Extracted material
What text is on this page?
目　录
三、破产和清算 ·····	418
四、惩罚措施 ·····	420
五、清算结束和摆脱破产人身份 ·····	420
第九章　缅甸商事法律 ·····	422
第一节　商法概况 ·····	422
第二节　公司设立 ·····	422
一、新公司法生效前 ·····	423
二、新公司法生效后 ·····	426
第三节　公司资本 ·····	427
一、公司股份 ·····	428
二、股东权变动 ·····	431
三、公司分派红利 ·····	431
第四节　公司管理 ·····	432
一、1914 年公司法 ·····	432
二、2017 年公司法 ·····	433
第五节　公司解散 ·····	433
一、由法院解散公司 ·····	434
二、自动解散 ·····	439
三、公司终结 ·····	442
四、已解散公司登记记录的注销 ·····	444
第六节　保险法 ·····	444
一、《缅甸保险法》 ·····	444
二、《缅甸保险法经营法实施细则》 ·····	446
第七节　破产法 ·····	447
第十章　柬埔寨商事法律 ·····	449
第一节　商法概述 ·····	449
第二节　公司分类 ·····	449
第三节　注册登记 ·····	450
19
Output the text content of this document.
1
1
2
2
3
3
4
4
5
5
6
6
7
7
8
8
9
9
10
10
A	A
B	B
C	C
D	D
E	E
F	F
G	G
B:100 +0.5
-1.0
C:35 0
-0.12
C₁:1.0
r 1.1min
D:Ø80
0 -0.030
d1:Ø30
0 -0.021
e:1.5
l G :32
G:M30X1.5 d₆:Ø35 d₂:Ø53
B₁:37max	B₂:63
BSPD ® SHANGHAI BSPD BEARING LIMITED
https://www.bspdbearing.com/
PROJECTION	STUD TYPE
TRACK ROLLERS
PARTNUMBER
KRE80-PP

Directive
Return the lines above exactly, keeping every word.

Exercise response
What text is on this page?
目　录
三、破产和清算 ·····	418
四、惩罚措施 ·····	420
五、清算结束和摆脱破产人身份 ·····	420
第九章　缅甸商事法律 ·····	422
第一节　商法概况 ·····	422
第二节　公司设立 ·····	422
一、新公司法生效前 ·····	423
二、新公司法生效后 ·····	426
第三节　公司资本 ·····	427
一、公司股份 ·····	428
二、股东权变动 ·····	431
三、公司分派红利 ·····	431
第四节　公司管理 ·····	432
一、1914 年公司法 ·····	432
二、2017 年公司法 ·····	433
第五节　公司解散 ·····	433
一、由法院解散公司 ·····	434
二、自动解散 ·····	439
三、公司终结 ·····	442
四、已解散公司登记记录的注销 ·····	444
第六节　保险法 ·····	444
一、《缅甸保险法》 ·····	444
二、《缅甸保险法经营法实施细则》 ·····	446
第七节　破产法 ·····	447
第十章　柬埔寨商事法律 ·····	449
第一节　商法概述 ·····	449
第二节　公司分类 ·····	449
第三节　注册登记 ·····	450
19
Output the text content of this document.
1
1
2
2
3
3
4
4
5
5
6
6
7
7
8
8
9
9
10
10
A	A
B	B
C	C
D	D
E	E
F	F
G	G
B:100 +0.5
-1.0
C:35 0
-0.12
C₁:1.0
r 1.1min
D:Ø80
0 -0.030
d1:Ø30
0 -0.021
e:1.5
l G :32
G:M30X1.5 d₆:Ø35 d₂:Ø53
B₁:37max	B₂:63
BSPD ® SHANGHAI BSPD BEARING LIMITED
https://www.bspdbearing.com/
PROJECTION	STUD TYPE
TRACK ROLLERS
PARTNUMBER
KRE80-PP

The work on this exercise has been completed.